:: Recorded data ::

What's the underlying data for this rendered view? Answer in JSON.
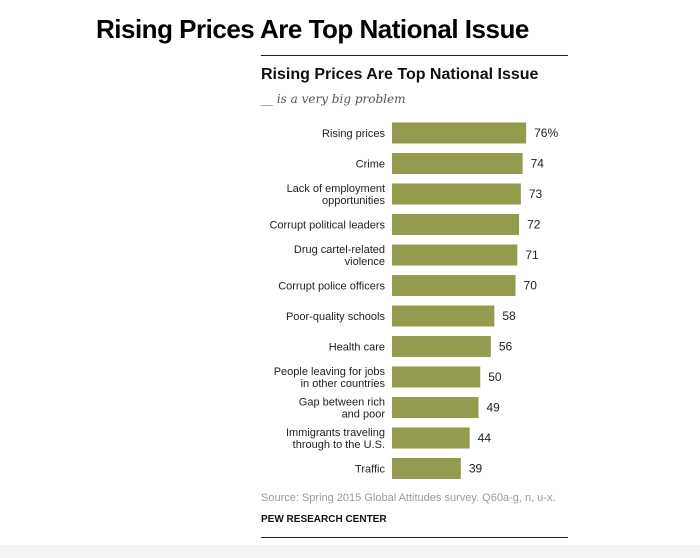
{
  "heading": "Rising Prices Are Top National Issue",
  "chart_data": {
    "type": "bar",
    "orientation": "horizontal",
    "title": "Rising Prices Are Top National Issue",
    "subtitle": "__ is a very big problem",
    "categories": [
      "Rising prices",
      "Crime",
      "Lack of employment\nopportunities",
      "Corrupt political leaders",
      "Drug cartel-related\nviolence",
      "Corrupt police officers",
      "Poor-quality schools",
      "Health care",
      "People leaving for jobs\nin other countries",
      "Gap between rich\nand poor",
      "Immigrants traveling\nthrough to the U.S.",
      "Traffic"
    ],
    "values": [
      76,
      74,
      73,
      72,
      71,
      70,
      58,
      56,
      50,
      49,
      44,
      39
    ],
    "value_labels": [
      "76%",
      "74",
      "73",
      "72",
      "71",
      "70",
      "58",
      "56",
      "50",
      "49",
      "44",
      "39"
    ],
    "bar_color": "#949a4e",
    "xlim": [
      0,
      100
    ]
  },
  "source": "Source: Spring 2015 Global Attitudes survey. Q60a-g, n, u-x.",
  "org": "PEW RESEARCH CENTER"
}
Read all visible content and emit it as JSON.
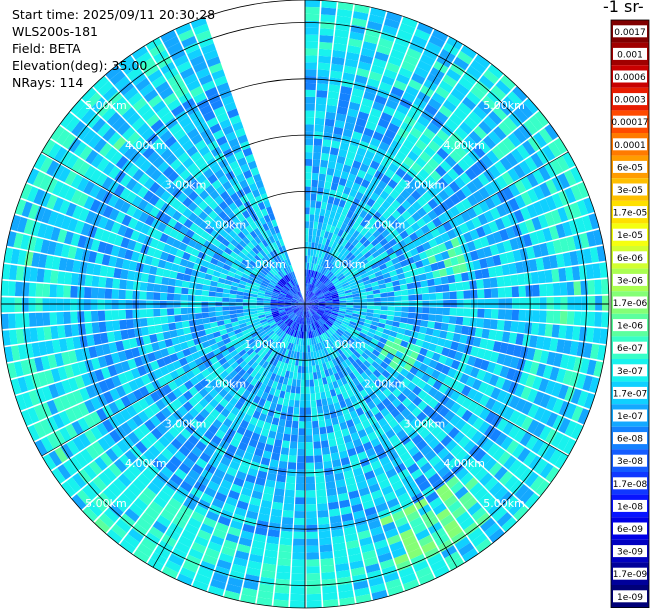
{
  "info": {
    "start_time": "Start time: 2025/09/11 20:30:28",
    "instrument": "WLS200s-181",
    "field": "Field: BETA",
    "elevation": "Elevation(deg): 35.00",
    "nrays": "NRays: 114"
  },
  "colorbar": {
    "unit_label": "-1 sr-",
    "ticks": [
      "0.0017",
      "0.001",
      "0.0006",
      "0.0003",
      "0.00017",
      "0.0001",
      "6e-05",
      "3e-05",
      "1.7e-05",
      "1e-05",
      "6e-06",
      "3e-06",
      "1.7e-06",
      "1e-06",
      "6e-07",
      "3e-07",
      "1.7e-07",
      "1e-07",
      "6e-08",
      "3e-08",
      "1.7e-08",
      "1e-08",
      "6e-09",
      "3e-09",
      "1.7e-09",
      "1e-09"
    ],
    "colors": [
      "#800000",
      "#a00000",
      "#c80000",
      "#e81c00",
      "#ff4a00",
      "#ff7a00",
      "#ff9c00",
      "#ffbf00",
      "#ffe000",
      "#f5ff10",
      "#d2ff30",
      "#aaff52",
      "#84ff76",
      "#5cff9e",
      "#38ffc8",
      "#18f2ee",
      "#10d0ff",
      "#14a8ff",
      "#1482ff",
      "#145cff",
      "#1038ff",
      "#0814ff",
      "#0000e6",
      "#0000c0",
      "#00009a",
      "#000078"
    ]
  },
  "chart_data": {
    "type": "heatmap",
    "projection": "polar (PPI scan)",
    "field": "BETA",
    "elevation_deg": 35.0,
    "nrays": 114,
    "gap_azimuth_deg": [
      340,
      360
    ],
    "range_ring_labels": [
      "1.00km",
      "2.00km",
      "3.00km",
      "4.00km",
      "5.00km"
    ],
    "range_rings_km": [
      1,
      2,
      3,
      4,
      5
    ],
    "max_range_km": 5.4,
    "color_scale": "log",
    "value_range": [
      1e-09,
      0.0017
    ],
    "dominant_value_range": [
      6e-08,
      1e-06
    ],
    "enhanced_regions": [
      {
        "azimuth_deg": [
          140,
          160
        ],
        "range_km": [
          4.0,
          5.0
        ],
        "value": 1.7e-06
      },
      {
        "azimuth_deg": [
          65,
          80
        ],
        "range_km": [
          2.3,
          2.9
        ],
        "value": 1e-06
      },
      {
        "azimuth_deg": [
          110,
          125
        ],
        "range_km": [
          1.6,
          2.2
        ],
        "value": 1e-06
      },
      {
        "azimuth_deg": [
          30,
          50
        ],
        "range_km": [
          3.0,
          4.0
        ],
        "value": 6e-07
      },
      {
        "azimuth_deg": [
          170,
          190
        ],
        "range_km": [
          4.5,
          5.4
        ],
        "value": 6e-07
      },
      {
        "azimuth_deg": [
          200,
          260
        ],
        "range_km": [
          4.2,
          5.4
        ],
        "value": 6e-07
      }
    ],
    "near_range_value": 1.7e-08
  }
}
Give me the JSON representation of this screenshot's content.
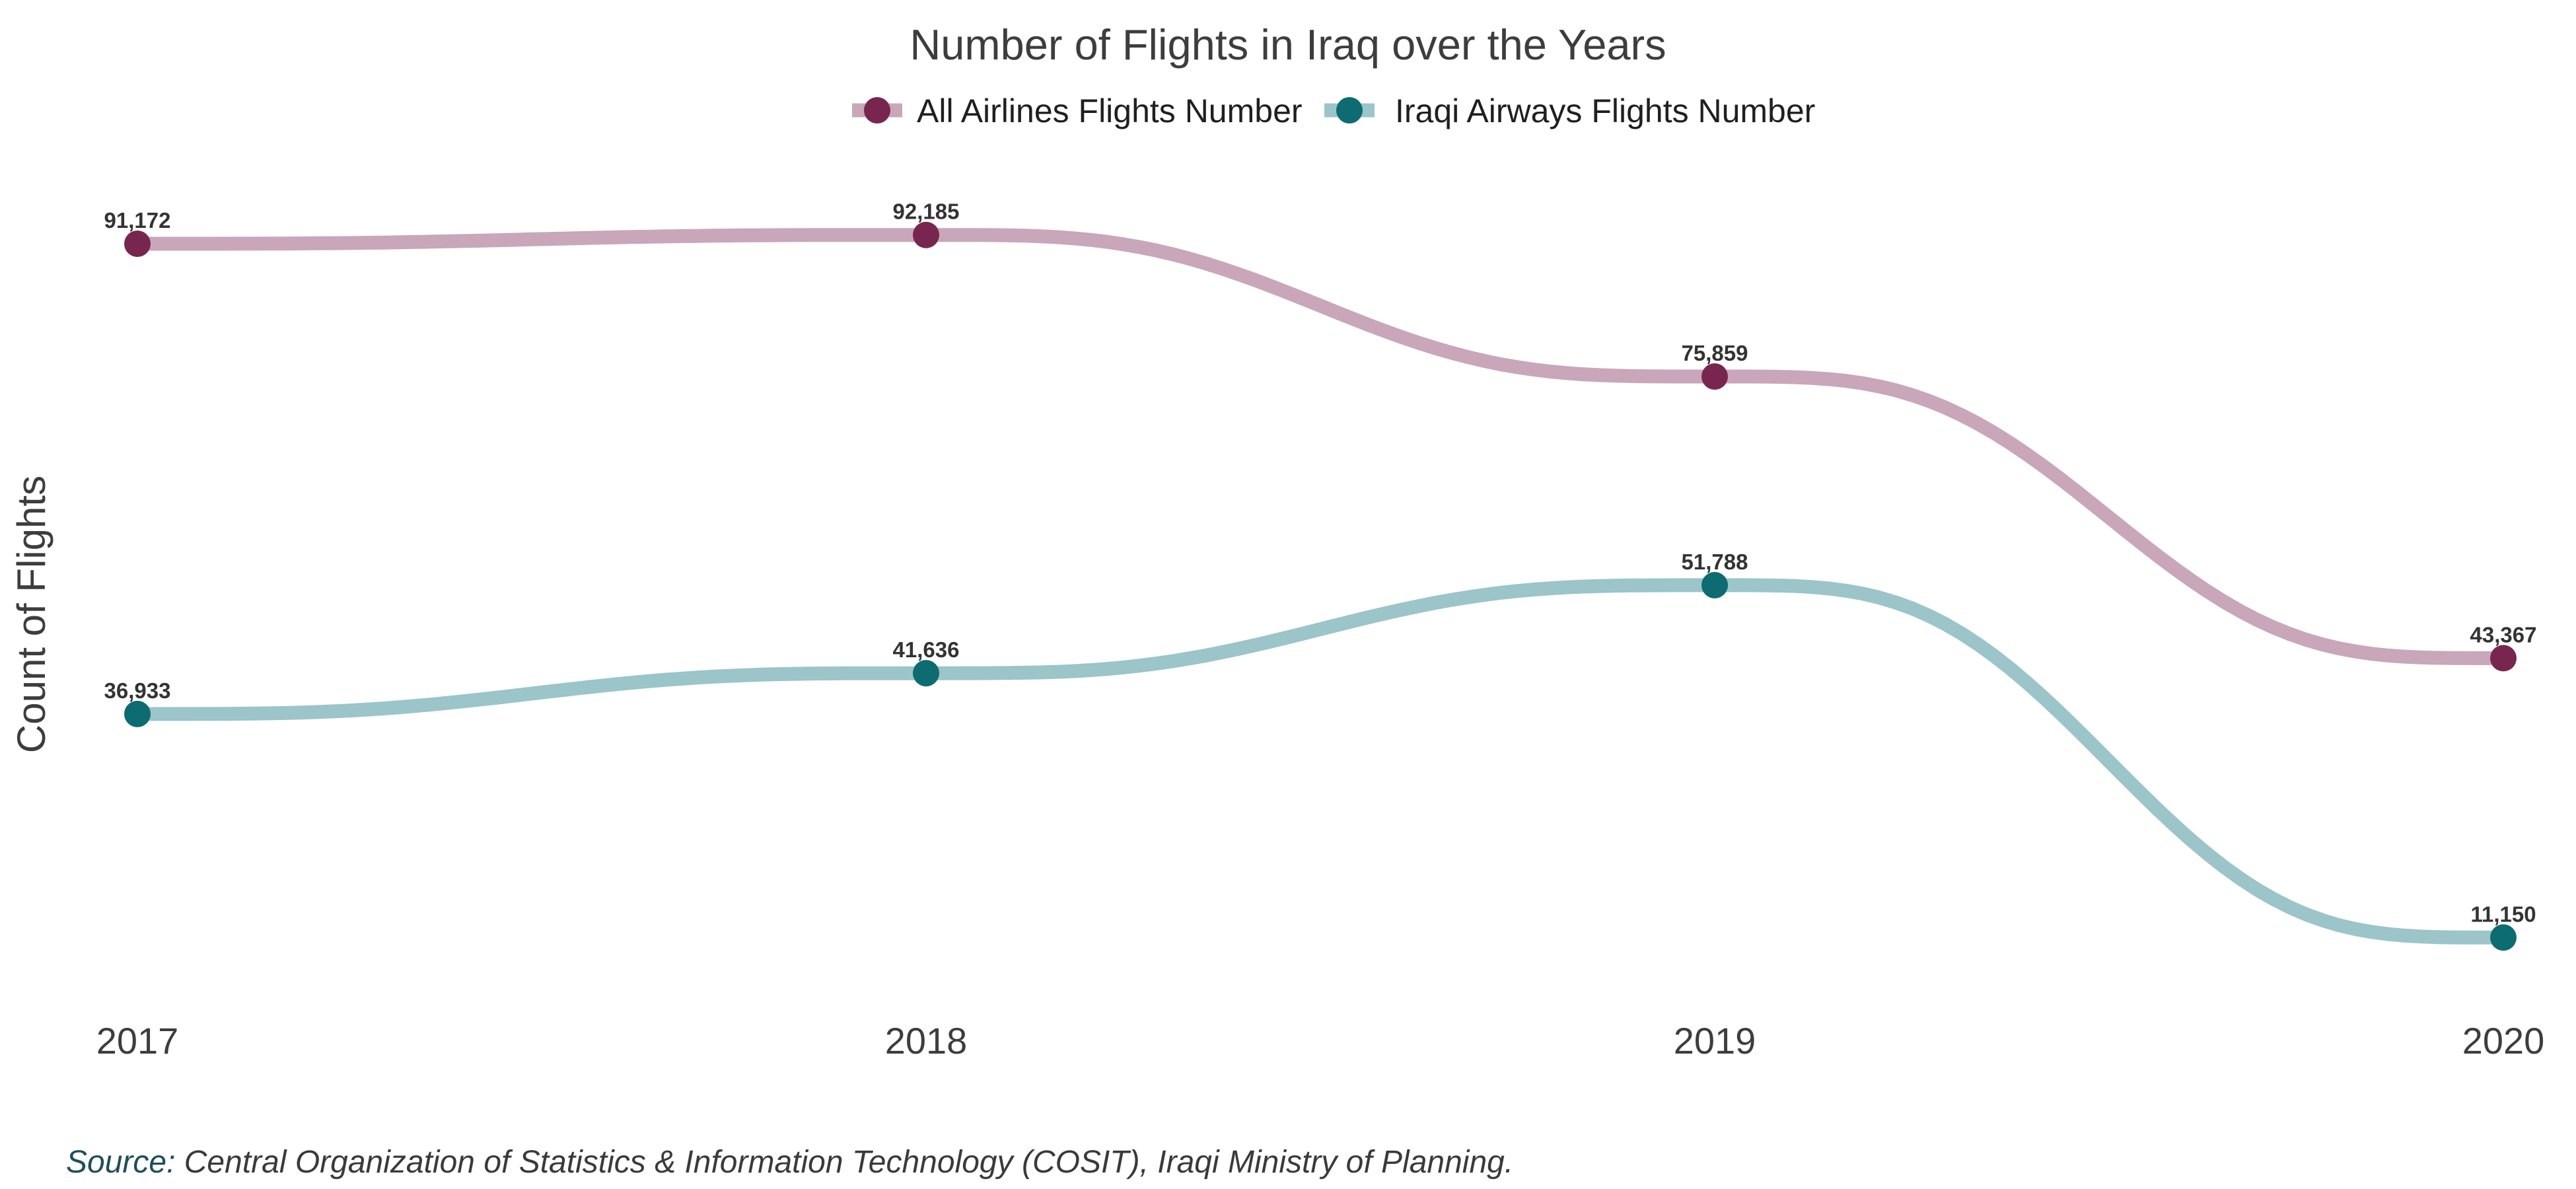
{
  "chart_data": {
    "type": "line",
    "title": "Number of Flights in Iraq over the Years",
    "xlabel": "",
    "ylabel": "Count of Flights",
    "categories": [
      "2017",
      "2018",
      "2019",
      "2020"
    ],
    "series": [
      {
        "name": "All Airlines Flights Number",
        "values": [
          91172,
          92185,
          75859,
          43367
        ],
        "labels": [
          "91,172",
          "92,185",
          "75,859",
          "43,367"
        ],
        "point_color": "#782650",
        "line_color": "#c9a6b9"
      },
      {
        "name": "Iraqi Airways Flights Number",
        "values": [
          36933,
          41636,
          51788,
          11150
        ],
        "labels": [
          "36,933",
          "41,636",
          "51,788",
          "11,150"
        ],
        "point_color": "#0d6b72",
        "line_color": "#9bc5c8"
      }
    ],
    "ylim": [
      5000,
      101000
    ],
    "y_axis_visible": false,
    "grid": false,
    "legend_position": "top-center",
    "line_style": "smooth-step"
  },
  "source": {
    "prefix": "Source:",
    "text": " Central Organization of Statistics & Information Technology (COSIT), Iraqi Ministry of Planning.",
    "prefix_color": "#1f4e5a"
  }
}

:::

Every line holding "Number" should be copied out.

• [Solution to this task]
    "title": "Number of Flights in Iraq over the Years",
        "name": "All Airlines Flights Number",
        "name": "Iraqi Airways Flights Number",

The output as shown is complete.